● **WHAT YOU HAVE TO DO**
Your task is to copy each line that has the word "County".

● **RECORDS FOR THIS EXERCISE**
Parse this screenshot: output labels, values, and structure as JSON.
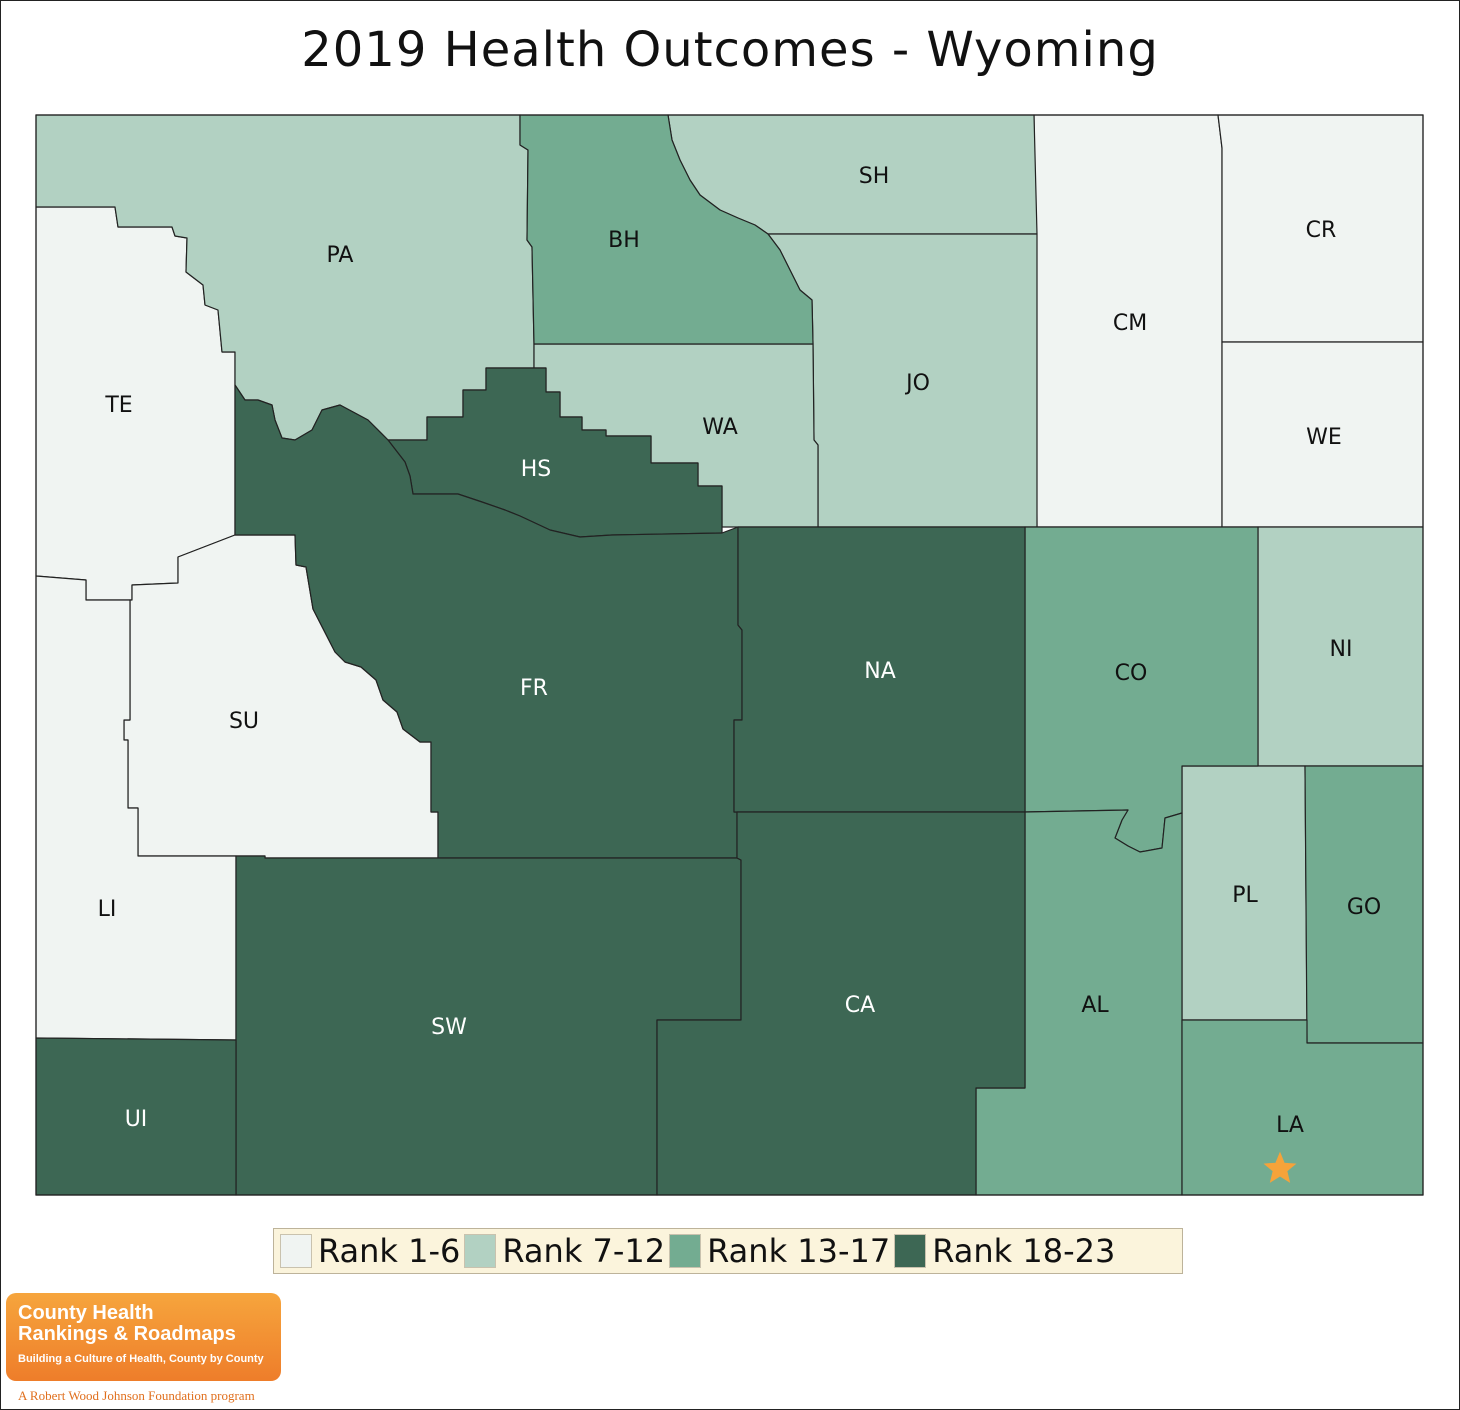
{
  "title": "2019 Health Outcomes - Wyoming",
  "colors": {
    "rank_1_6": "#f0f4f2",
    "rank_7_12": "#b2d1c2",
    "rank_13_17": "#73ac91",
    "rank_18_23": "#3d6754",
    "border": "#222222",
    "star": "#f6a33a",
    "legend_bg": "#fbf4dc"
  },
  "legend": [
    {
      "label": "Rank 1-6",
      "color": "#f0f4f2"
    },
    {
      "label": "Rank 7-12",
      "color": "#b2d1c2"
    },
    {
      "label": "Rank 13-17",
      "color": "#73ac91"
    },
    {
      "label": "Rank 18-23",
      "color": "#3d6754"
    }
  ],
  "counties": {
    "TE": {
      "label": "TE",
      "rank_group": "1-6"
    },
    "SU": {
      "label": "SU",
      "rank_group": "1-6"
    },
    "LI": {
      "label": "LI",
      "rank_group": "1-6"
    },
    "CM": {
      "label": "CM",
      "rank_group": "1-6"
    },
    "CR": {
      "label": "CR",
      "rank_group": "1-6"
    },
    "WE": {
      "label": "WE",
      "rank_group": "1-6"
    },
    "PA": {
      "label": "PA",
      "rank_group": "7-12"
    },
    "SH": {
      "label": "SH",
      "rank_group": "7-12"
    },
    "JO": {
      "label": "JO",
      "rank_group": "7-12"
    },
    "WA": {
      "label": "WA",
      "rank_group": "7-12"
    },
    "NI": {
      "label": "NI",
      "rank_group": "7-12"
    },
    "PL": {
      "label": "PL",
      "rank_group": "7-12"
    },
    "BH": {
      "label": "BH",
      "rank_group": "13-17"
    },
    "CO": {
      "label": "CO",
      "rank_group": "13-17"
    },
    "AL": {
      "label": "AL",
      "rank_group": "13-17"
    },
    "GO": {
      "label": "GO",
      "rank_group": "13-17"
    },
    "LA": {
      "label": "LA",
      "rank_group": "13-17"
    },
    "HS": {
      "label": "HS",
      "rank_group": "18-23"
    },
    "FR": {
      "label": "FR",
      "rank_group": "18-23"
    },
    "NA": {
      "label": "NA",
      "rank_group": "18-23"
    },
    "SW": {
      "label": "SW",
      "rank_group": "18-23"
    },
    "CA": {
      "label": "CA",
      "rank_group": "18-23"
    },
    "UI": {
      "label": "UI",
      "rank_group": "18-23"
    }
  },
  "logo": {
    "line1": "County Health",
    "line2": "Rankings & Roadmaps",
    "tagline": "Building a Culture of Health, County by County",
    "footer": "A Robert Wood Johnson Foundation program"
  }
}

● **OUTPUT BELOW**
    "line1": "County Health",
    "tagline": "Building a Culture of Health, County by County",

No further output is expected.